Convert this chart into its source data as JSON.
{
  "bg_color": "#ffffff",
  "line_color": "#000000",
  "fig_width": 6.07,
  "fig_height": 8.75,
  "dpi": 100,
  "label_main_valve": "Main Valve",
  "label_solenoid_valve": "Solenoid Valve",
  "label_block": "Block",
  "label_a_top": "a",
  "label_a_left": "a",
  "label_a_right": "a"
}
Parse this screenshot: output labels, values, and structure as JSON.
---
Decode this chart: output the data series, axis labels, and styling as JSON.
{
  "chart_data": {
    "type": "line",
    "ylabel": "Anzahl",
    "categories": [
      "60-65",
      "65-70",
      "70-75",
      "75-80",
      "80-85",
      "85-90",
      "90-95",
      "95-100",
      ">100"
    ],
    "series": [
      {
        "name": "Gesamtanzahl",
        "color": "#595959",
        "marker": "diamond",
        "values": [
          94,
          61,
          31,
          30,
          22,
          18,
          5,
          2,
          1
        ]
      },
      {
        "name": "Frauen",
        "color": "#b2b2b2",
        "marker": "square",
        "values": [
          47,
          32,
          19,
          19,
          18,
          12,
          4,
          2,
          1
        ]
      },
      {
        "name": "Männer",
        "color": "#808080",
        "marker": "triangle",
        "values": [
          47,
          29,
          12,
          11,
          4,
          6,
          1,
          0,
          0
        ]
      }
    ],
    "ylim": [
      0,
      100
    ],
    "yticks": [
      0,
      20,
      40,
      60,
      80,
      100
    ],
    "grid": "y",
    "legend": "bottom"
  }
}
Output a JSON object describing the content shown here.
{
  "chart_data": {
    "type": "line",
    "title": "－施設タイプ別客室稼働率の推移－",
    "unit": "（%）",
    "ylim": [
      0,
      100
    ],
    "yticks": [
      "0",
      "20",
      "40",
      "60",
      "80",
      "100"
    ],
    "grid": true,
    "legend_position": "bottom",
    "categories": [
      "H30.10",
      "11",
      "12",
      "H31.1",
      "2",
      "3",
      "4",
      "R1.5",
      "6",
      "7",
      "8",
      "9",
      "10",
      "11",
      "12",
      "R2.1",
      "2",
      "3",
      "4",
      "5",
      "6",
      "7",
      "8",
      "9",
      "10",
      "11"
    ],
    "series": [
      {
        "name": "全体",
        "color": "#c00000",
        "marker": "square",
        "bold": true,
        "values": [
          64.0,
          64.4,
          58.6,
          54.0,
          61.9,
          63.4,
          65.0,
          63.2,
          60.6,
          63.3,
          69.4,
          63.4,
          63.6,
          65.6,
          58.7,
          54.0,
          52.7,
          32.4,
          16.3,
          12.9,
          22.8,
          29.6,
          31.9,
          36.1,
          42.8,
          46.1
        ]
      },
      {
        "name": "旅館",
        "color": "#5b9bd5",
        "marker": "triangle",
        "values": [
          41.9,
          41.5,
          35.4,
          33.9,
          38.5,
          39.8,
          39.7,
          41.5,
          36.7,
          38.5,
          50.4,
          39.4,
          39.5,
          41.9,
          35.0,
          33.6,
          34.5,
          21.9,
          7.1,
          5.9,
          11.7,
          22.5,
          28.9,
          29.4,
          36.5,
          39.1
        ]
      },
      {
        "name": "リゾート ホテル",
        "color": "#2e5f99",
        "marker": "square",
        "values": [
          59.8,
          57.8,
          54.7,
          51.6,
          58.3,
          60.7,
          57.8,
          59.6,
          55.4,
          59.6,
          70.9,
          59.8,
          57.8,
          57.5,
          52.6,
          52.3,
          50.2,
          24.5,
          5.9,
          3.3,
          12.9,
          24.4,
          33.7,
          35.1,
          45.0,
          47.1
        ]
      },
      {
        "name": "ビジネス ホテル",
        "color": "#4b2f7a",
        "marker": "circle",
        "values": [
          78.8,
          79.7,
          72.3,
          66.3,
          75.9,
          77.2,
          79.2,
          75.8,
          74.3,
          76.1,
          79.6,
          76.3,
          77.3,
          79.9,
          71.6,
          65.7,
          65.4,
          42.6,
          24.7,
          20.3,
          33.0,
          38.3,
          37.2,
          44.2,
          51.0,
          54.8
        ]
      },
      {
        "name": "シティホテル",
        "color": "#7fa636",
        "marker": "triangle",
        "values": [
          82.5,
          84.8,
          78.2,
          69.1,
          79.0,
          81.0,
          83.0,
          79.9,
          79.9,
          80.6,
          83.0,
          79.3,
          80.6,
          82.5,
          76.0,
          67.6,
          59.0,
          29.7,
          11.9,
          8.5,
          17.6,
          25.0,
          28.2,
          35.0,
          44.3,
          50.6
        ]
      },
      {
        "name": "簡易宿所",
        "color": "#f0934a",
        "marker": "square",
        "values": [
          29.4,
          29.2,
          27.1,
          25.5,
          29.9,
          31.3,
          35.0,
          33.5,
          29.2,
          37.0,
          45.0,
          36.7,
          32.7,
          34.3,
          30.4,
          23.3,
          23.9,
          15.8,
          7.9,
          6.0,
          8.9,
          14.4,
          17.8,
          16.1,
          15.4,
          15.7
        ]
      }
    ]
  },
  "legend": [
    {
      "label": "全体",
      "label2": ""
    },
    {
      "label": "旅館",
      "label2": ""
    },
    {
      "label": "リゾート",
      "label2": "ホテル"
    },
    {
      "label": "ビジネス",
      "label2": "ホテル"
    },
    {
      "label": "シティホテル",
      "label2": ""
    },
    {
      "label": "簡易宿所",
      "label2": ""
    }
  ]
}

**Required work**
Give again only the lines that run from the line with "Convert this chart" to the line with "Parse this screenshot: output". Include both of those lines exactly as written.

**Final result**
Convert this chart into its source data as JSON.
{
  "bg_color": "#ffffff",
  "line_color": "#000000",
  "fig_width": 6.07,
  "fig_height": 8.75,
  "dpi": 100,
  "label_main_valve": "Main Valve",
  "label_solenoid_valve": "Solenoid Valve",
  "label_block": "Block",
  "label_a_top": "a",
  "label_a_left": "a",
  "label_a_right": "a"
}
Parse this screenshot: output labels, values, and structure as JSON.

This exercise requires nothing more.